→ Task objective: Take the line that contains "Type out the text in this image." as the first line and the final line of the records as the last; return exactly those lines and the lines between.

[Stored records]
— start —

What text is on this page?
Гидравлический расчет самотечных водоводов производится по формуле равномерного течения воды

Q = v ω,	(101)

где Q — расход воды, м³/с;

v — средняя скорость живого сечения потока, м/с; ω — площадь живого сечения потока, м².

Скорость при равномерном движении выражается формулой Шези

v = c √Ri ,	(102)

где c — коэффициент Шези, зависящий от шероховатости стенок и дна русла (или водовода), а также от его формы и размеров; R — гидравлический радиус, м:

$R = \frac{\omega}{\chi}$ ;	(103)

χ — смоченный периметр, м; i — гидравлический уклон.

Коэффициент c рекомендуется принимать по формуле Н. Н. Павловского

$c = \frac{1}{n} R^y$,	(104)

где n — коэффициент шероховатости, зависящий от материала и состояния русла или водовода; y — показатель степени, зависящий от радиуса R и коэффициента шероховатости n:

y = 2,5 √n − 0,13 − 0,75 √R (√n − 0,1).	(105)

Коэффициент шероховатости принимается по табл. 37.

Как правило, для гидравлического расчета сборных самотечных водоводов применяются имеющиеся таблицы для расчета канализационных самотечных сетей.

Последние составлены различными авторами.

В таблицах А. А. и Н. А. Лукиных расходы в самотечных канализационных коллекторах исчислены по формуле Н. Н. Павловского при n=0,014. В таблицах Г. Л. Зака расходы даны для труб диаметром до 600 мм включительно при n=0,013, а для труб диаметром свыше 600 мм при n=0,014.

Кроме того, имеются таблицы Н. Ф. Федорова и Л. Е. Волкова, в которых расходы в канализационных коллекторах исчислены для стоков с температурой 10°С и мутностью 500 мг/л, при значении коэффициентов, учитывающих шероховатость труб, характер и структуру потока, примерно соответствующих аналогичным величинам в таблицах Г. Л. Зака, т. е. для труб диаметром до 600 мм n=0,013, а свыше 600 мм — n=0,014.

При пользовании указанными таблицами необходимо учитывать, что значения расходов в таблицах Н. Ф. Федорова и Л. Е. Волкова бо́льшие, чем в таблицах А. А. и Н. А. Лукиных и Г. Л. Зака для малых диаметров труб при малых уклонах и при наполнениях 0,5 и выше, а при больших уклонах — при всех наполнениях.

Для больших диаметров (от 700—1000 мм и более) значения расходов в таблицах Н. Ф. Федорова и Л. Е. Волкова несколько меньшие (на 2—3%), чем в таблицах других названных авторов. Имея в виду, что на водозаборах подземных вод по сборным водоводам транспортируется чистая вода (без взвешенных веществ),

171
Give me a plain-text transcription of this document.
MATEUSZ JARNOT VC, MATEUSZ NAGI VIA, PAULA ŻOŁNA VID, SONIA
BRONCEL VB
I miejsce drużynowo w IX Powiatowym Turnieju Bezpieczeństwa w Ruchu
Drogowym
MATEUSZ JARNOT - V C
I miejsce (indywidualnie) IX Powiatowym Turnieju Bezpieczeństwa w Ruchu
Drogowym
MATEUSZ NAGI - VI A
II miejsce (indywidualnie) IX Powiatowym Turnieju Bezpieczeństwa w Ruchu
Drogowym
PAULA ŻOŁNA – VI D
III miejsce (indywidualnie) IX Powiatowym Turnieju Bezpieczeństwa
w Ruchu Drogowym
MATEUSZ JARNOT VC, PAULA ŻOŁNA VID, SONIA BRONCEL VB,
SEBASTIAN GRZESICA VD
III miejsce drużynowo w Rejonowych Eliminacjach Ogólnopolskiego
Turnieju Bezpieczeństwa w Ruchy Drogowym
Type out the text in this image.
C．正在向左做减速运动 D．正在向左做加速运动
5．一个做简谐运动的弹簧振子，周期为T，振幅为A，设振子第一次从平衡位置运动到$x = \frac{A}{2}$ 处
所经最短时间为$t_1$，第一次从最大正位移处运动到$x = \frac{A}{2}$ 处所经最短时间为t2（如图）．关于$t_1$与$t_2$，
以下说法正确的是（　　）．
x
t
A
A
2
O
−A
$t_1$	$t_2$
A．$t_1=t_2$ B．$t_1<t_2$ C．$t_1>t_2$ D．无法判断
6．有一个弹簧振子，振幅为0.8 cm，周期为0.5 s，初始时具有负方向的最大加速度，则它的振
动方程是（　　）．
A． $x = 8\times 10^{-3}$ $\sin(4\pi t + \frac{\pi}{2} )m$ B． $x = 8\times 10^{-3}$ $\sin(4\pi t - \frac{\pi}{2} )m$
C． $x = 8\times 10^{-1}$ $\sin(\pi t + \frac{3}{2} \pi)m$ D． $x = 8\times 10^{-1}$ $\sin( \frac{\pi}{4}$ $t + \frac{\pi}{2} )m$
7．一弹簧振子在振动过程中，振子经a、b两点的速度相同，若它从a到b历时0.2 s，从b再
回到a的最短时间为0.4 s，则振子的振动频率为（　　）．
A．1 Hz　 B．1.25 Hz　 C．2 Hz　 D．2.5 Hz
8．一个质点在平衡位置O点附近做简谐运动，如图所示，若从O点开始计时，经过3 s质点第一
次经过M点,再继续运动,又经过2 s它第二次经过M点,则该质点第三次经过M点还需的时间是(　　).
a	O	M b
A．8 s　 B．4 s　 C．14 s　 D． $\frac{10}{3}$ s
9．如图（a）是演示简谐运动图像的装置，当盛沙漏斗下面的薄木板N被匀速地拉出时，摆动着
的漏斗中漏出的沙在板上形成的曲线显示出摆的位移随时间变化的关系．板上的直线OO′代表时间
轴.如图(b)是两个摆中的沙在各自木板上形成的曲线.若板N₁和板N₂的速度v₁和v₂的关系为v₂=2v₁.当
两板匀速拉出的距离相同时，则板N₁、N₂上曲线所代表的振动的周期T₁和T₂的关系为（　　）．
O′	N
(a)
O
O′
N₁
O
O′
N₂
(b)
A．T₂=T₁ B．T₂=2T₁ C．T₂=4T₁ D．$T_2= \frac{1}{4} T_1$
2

— end —

→ Full output:
Type out the text in this image.
C．正在向左做减速运动 D．正在向左做加速运动
5．一个做简谐运动的弹簧振子，周期为T，振幅为A，设振子第一次从平衡位置运动到$x = \frac{A}{2}$ 处
所经最短时间为$t_1$，第一次从最大正位移处运动到$x = \frac{A}{2}$ 处所经最短时间为t2（如图）．关于$t_1$与$t_2$，
以下说法正确的是（　　）．
x
t
A
A
2
O
−A
$t_1$	$t_2$
A．$t_1=t_2$ B．$t_1<t_2$ C．$t_1>t_2$ D．无法判断
6．有一个弹簧振子，振幅为0.8 cm，周期为0.5 s，初始时具有负方向的最大加速度，则它的振
动方程是（　　）．
A． $x = 8\times 10^{-3}$ $\sin(4\pi t + \frac{\pi}{2} )m$ B． $x = 8\times 10^{-3}$ $\sin(4\pi t - \frac{\pi}{2} )m$
C． $x = 8\times 10^{-1}$ $\sin(\pi t + \frac{3}{2} \pi)m$ D． $x = 8\times 10^{-1}$ $\sin( \frac{\pi}{4}$ $t + \frac{\pi}{2} )m$
7．一弹簧振子在振动过程中，振子经a、b两点的速度相同，若它从a到b历时0.2 s，从b再
回到a的最短时间为0.4 s，则振子的振动频率为（　　）．
A．1 Hz　 B．1.25 Hz　 C．2 Hz　 D．2.5 Hz
8．一个质点在平衡位置O点附近做简谐运动，如图所示，若从O点开始计时，经过3 s质点第一
次经过M点,再继续运动,又经过2 s它第二次经过M点,则该质点第三次经过M点还需的时间是(　　).
a	O	M b
A．8 s　 B．4 s　 C．14 s　 D． $\frac{10}{3}$ s
9．如图（a）是演示简谐运动图像的装置，当盛沙漏斗下面的薄木板N被匀速地拉出时，摆动着
的漏斗中漏出的沙在板上形成的曲线显示出摆的位移随时间变化的关系．板上的直线OO′代表时间
轴.如图(b)是两个摆中的沙在各自木板上形成的曲线.若板N₁和板N₂的速度v₁和v₂的关系为v₂=2v₁.当
两板匀速拉出的距离相同时，则板N₁、N₂上曲线所代表的振动的周期T₁和T₂的关系为（　　）．
O′	N
(a)
O
O′
N₁
O
O′
N₂
(b)
A．T₂=T₁ B．T₂=2T₁ C．T₂=4T₁ D．$T_2= \frac{1}{4} T_1$
2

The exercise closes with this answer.